DATA LISTING:
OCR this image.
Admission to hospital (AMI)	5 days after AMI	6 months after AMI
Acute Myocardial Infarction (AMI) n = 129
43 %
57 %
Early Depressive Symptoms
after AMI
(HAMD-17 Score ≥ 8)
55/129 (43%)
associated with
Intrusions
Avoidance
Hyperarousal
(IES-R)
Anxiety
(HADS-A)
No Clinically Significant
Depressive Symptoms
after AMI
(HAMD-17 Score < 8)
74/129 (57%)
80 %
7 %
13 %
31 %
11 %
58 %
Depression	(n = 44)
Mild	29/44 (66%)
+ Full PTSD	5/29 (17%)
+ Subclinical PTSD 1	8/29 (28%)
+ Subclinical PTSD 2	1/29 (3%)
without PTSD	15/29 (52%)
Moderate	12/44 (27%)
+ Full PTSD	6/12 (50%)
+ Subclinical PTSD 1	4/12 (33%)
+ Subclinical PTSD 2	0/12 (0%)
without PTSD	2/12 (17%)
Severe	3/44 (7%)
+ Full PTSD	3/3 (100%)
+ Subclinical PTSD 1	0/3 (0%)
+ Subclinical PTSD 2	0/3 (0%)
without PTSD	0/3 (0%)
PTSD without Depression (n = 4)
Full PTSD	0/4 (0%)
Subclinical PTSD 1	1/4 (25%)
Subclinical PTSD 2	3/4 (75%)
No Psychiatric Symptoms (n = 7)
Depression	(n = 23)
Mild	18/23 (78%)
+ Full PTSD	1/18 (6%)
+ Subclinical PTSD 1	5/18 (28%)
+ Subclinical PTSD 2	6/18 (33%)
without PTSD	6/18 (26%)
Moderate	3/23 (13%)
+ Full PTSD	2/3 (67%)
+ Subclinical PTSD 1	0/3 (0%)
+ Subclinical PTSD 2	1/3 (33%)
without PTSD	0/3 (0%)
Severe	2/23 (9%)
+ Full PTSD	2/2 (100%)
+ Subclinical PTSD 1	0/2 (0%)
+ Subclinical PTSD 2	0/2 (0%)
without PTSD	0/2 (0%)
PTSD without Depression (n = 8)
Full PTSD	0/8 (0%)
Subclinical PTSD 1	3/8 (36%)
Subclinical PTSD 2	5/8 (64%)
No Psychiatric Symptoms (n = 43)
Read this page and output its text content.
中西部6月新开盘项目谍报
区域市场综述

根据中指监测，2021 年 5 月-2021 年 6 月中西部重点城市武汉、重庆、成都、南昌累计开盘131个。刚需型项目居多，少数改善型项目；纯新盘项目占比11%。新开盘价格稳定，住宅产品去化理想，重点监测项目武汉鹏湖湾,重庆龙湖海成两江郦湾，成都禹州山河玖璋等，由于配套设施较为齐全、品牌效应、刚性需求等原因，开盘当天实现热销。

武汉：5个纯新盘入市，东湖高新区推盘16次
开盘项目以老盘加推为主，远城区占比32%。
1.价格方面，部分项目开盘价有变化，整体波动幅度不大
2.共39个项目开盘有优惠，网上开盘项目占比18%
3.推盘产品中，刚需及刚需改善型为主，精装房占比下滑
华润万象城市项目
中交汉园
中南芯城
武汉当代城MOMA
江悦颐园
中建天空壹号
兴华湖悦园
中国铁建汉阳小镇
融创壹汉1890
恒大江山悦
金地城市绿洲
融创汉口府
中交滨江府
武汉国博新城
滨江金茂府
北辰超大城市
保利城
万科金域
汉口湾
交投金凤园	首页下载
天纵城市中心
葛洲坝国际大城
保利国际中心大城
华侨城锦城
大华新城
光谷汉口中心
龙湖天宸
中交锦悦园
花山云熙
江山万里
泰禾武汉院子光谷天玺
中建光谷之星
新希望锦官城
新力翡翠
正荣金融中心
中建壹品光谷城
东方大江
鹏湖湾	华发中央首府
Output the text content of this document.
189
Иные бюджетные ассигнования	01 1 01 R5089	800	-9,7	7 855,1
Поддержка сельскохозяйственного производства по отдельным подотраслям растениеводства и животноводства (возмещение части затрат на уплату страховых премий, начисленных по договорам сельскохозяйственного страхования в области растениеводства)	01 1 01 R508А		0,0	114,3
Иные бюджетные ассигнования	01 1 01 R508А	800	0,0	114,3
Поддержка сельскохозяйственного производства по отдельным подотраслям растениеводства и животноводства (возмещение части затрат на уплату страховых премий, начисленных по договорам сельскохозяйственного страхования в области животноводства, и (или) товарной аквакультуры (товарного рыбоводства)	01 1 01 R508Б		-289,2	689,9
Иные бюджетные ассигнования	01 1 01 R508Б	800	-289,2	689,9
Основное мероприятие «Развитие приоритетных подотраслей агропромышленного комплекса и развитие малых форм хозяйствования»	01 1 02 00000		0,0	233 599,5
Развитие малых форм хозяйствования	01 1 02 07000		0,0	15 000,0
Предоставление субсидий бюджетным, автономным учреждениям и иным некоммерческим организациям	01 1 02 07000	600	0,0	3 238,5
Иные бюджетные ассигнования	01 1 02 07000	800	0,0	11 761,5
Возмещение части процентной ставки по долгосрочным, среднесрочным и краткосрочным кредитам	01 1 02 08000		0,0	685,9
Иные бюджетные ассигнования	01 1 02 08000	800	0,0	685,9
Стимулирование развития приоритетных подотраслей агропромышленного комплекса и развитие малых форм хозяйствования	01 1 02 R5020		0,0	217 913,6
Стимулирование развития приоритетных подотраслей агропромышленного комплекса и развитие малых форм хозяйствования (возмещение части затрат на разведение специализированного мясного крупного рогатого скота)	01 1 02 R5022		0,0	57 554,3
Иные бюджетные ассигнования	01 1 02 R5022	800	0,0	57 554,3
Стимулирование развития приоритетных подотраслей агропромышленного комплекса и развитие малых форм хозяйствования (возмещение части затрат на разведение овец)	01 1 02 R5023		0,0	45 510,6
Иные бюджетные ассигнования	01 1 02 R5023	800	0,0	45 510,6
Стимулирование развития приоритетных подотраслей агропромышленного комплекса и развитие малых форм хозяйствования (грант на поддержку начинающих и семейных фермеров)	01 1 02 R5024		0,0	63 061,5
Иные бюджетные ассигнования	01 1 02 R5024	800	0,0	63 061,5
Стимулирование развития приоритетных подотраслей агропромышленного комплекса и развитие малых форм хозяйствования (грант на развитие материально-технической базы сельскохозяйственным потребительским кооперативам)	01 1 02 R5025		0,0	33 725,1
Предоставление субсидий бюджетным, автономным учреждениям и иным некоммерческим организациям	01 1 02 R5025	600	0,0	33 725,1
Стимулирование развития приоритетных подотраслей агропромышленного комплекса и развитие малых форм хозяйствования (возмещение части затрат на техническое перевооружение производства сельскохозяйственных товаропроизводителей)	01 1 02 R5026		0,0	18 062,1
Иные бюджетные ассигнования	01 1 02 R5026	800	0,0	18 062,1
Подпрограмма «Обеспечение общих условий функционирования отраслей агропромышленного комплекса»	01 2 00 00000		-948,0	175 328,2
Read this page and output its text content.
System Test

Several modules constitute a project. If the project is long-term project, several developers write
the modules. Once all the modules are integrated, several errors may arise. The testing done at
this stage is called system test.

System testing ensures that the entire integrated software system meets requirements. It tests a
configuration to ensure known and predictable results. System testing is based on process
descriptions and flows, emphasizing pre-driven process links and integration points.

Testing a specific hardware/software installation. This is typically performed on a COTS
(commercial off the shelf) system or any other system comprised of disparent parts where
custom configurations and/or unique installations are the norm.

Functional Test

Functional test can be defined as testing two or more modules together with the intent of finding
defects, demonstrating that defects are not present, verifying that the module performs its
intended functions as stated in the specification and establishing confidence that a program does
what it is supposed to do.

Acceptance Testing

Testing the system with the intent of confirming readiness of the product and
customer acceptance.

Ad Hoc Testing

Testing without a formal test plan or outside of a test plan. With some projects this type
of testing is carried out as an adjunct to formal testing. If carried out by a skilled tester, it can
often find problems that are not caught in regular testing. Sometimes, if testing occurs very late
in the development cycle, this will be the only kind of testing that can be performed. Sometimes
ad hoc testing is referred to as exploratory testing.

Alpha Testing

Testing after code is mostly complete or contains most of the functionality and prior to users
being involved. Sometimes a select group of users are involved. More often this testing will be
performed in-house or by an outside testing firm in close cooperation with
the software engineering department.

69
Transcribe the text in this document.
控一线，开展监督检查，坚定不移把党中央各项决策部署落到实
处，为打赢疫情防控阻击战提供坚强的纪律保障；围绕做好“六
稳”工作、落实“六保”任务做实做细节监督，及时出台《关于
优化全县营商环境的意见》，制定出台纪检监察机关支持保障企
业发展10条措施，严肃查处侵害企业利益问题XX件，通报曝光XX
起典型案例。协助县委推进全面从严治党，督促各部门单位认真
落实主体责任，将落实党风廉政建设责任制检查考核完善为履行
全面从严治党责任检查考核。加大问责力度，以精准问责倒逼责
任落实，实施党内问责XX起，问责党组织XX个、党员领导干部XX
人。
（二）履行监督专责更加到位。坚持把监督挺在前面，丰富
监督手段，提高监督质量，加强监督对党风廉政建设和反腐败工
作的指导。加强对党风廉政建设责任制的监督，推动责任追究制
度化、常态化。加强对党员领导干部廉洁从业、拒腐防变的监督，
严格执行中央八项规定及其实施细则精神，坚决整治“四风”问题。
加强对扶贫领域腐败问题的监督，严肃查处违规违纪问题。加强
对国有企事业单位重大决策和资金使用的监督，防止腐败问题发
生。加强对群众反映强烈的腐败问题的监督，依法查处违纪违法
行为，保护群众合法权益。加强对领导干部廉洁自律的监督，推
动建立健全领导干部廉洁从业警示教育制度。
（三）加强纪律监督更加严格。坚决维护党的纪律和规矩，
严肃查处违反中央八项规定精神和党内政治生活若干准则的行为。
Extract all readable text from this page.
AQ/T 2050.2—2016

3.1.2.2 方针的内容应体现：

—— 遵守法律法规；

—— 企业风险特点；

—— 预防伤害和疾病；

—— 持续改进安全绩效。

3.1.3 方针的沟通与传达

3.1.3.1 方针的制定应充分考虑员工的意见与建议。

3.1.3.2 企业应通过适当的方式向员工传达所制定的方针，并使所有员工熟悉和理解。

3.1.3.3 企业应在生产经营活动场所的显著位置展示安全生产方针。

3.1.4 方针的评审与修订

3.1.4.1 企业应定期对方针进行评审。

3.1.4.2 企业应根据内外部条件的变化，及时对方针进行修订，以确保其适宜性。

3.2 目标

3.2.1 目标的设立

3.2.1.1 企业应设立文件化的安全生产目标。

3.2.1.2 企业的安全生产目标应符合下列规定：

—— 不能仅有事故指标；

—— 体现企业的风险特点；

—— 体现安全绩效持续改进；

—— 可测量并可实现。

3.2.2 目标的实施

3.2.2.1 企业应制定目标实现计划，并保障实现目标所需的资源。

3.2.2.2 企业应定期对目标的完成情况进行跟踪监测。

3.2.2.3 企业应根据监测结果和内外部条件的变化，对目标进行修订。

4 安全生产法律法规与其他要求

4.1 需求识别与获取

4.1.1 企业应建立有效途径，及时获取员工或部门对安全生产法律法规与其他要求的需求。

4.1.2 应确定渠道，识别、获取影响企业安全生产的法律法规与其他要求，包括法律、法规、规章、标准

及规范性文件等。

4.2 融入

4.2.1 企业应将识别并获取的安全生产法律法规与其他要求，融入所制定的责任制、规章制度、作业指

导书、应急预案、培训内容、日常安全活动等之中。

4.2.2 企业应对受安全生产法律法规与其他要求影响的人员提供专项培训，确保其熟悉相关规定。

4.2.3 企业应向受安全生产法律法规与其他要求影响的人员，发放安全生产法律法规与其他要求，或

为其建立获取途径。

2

TASK OBJECTIVE:
Find every line that holds "Symptoms" and copy it.

WRITTEN ANSWER:
Early Depressive Symptoms
Depressive Symptoms
No Psychiatric Symptoms (n = 7)
No Psychiatric Symptoms (n = 43)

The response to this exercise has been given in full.